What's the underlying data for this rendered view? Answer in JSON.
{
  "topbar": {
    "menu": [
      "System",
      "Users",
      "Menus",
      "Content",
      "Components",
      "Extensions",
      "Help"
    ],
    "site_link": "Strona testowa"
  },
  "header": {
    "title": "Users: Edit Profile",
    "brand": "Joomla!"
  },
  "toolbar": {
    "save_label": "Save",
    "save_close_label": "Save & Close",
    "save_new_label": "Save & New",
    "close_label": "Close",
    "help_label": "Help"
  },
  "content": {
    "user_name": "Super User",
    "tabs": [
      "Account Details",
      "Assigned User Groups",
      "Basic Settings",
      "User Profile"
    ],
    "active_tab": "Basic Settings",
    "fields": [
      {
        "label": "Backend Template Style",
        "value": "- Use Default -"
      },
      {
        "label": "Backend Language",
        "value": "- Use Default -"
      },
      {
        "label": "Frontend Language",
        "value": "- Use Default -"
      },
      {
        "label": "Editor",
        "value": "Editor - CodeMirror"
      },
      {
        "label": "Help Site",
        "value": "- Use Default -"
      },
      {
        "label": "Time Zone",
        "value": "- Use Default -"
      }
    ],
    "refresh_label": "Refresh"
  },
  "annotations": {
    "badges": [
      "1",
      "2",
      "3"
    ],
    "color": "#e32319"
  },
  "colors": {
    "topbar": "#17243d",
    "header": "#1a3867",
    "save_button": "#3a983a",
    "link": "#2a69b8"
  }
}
*-*-*
■ **WHAT YOU SHOULD DO**
Repeat the records exactly, including every line.

■ **FULL OUTPUT**
What's the underlying data for this rendered view? Answer in JSON.
{
  "topbar": {
    "menu": [
      "System",
      "Users",
      "Menus",
      "Content",
      "Components",
      "Extensions",
      "Help"
    ],
    "site_link": "Strona testowa"
  },
  "header": {
    "title": "Users: Edit Profile",
    "brand": "Joomla!"
  },
  "toolbar": {
    "save_label": "Save",
    "save_close_label": "Save & Close",
    "save_new_label": "Save & New",
    "close_label": "Close",
    "help_label": "Help"
  },
  "content": {
    "user_name": "Super User",
    "tabs": [
      "Account Details",
      "Assigned User Groups",
      "Basic Settings",
      "User Profile"
    ],
    "active_tab": "Basic Settings",
    "fields": [
      {
        "label": "Backend Template Style",
        "value": "- Use Default -"
      },
      {
        "label": "Backend Language",
        "value": "- Use Default -"
      },
      {
        "label": "Frontend Language",
        "value": "- Use Default -"
      },
      {
        "label": "Editor",
        "value": "Editor - CodeMirror"
      },
      {
        "label": "Help Site",
        "value": "- Use Default -"
      },
      {
        "label": "Time Zone",
        "value": "- Use Default -"
      }
    ],
    "refresh_label": "Refresh"
  },
  "annotations": {
    "badges": [
      "1",
      "2",
      "3"
    ],
    "color": "#e32319"
  },
  "colors": {
    "topbar": "#17243d",
    "header": "#1a3867",
    "save_button": "#3a983a",
    "link": "#2a69b8"
  }
}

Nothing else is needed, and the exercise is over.